YOUR GOAL: Print out every record exactly as it appears.

Stored records
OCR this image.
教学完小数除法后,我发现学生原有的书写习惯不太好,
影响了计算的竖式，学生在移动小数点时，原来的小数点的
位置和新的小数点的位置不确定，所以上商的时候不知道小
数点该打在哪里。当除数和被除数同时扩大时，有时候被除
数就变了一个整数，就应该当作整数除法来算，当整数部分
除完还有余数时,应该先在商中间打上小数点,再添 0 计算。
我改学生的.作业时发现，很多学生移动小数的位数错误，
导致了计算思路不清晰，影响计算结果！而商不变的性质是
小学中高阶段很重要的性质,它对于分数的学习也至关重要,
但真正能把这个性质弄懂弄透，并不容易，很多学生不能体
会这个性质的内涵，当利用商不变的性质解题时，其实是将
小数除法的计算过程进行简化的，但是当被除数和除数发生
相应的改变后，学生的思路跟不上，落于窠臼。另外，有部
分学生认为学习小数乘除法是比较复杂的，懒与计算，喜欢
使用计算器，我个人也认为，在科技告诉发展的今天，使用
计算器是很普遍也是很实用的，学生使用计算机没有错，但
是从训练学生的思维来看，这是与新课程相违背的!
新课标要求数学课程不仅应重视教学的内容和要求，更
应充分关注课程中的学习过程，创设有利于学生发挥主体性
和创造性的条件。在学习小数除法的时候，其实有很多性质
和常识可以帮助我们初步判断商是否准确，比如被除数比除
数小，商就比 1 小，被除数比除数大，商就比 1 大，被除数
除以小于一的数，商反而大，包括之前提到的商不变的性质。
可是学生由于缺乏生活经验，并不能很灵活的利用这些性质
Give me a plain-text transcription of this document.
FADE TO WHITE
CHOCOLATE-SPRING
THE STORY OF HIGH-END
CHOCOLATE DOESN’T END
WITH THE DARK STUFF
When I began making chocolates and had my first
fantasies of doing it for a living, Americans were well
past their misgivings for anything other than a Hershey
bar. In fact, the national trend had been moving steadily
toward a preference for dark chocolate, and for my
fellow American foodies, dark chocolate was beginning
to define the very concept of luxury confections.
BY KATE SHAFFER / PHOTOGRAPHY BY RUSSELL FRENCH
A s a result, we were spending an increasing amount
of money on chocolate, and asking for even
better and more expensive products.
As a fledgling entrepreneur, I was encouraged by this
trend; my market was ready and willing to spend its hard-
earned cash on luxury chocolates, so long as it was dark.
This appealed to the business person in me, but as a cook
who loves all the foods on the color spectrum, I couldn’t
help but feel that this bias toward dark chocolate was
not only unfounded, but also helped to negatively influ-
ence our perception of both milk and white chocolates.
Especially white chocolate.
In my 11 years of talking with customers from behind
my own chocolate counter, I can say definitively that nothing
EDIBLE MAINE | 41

ANSWER IN FULL:
OCR this image.
教学完小数除法后,我发现学生原有的书写习惯不太好,
影响了计算的竖式，学生在移动小数点时，原来的小数点的
位置和新的小数点的位置不确定，所以上商的时候不知道小
数点该打在哪里。当除数和被除数同时扩大时，有时候被除
数就变了一个整数，就应该当作整数除法来算，当整数部分
除完还有余数时,应该先在商中间打上小数点,再添 0 计算。
我改学生的.作业时发现，很多学生移动小数的位数错误，
导致了计算思路不清晰，影响计算结果！而商不变的性质是
小学中高阶段很重要的性质,它对于分数的学习也至关重要,
但真正能把这个性质弄懂弄透，并不容易，很多学生不能体
会这个性质的内涵，当利用商不变的性质解题时，其实是将
小数除法的计算过程进行简化的，但是当被除数和除数发生
相应的改变后，学生的思路跟不上，落于窠臼。另外，有部
分学生认为学习小数乘除法是比较复杂的，懒与计算，喜欢
使用计算器，我个人也认为，在科技告诉发展的今天，使用
计算器是很普遍也是很实用的，学生使用计算机没有错，但
是从训练学生的思维来看，这是与新课程相违背的!
新课标要求数学课程不仅应重视教学的内容和要求，更
应充分关注课程中的学习过程，创设有利于学生发挥主体性
和创造性的条件。在学习小数除法的时候，其实有很多性质
和常识可以帮助我们初步判断商是否准确，比如被除数比除
数小，商就比 1 小，被除数比除数大，商就比 1 大，被除数
除以小于一的数，商反而大，包括之前提到的商不变的性质。
可是学生由于缺乏生活经验，并不能很灵活的利用这些性质
Give me a plain-text transcription of this document.
FADE TO WHITE
CHOCOLATE-SPRING
THE STORY OF HIGH-END
CHOCOLATE DOESN’T END
WITH THE DARK STUFF
When I began making chocolates and had my first
fantasies of doing it for a living, Americans were well
past their misgivings for anything other than a Hershey
bar. In fact, the national trend had been moving steadily
toward a preference for dark chocolate, and for my
fellow American foodies, dark chocolate was beginning
to define the very concept of luxury confections.
BY KATE SHAFFER / PHOTOGRAPHY BY RUSSELL FRENCH
A s a result, we were spending an increasing amount
of money on chocolate, and asking for even
better and more expensive products.
As a fledgling entrepreneur, I was encouraged by this
trend; my market was ready and willing to spend its hard-
earned cash on luxury chocolates, so long as it was dark.
This appealed to the business person in me, but as a cook
who loves all the foods on the color spectrum, I couldn’t
help but feel that this bias toward dark chocolate was
not only unfounded, but also helped to negatively influ-
ence our perception of both milk and white chocolates.
Especially white chocolate.
In my 11 years of talking with customers from behind
my own chocolate counter, I can say definitively that nothing
EDIBLE MAINE | 41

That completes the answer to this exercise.